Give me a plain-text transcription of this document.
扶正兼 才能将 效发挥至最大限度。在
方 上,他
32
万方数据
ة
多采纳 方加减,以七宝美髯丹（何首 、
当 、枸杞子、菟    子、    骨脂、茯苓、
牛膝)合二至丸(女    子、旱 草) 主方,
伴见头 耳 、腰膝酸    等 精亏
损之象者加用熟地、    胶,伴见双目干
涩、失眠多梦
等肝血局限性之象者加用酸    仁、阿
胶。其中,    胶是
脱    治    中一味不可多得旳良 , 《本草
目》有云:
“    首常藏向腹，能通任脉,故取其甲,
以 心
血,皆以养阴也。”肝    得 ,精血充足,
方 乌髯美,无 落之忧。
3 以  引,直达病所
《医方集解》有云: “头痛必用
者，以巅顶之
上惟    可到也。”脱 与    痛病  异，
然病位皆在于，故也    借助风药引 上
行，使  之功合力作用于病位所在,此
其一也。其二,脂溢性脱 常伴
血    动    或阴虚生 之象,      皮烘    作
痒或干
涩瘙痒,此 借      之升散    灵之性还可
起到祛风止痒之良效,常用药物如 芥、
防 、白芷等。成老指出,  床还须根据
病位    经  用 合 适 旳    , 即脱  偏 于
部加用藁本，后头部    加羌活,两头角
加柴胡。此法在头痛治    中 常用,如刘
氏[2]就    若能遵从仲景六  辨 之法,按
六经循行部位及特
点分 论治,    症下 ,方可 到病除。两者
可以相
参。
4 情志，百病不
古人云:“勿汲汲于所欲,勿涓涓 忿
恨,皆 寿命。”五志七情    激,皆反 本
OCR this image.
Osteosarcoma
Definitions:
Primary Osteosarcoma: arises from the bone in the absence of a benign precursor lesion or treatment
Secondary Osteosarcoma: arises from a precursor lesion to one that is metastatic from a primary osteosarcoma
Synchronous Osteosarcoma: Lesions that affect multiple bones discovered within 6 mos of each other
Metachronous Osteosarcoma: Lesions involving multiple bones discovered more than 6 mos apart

···

■ THE EXERCISE:
Copy all the records above precisely.

■ RESULT OF THE EXERCISE:
Give me a plain-text transcription of this document.
扶正兼 才能将 效发挥至最大限度。在
方 上,他
32
万方数据
ة
多采纳 方加减,以七宝美髯丹（何首 、
当 、枸杞子、菟    子、    骨脂、茯苓、
牛膝)合二至丸(女    子、旱 草) 主方,
伴见头 耳 、腰膝酸    等 精亏
损之象者加用熟地、    胶,伴见双目干
涩、失眠多梦
等肝血局限性之象者加用酸    仁、阿
胶。其中,    胶是
脱    治    中一味不可多得旳良 , 《本草
目》有云:
“    首常藏向腹，能通任脉,故取其甲,
以 心
血,皆以养阴也。”肝    得 ,精血充足,
方 乌髯美,无 落之忧。
3 以  引,直达病所
《医方集解》有云: “头痛必用
者，以巅顶之
上惟    可到也。”脱 与    痛病  异，
然病位皆在于，故也    借助风药引 上
行，使  之功合力作用于病位所在,此
其一也。其二,脂溢性脱 常伴
血    动    或阴虚生 之象,      皮烘    作
痒或干
涩瘙痒,此 借      之升散    灵之性还可
起到祛风止痒之良效,常用药物如 芥、
防 、白芷等。成老指出,  床还须根据
病位    经  用 合 适 旳    , 即脱  偏 于
部加用藁本，后头部    加羌活,两头角
加柴胡。此法在头痛治    中 常用,如刘
氏[2]就    若能遵从仲景六  辨 之法,按
六经循行部位及特
点分 论治,    症下 ,方可 到病除。两者
可以相
参。
4 情志，百病不
古人云:“勿汲汲于所欲,勿涓涓 忿
恨,皆 寿命。”五志七情    激,皆反 本
OCR this image.
Osteosarcoma
Definitions:
Primary Osteosarcoma: arises from the bone in the absence of a benign precursor lesion or treatment
Secondary Osteosarcoma: arises from a precursor lesion to one that is metastatic from a primary osteosarcoma
Synchronous Osteosarcoma: Lesions that affect multiple bones discovered within 6 mos of each other
Metachronous Osteosarcoma: Lesions involving multiple bones discovered more than 6 mos apart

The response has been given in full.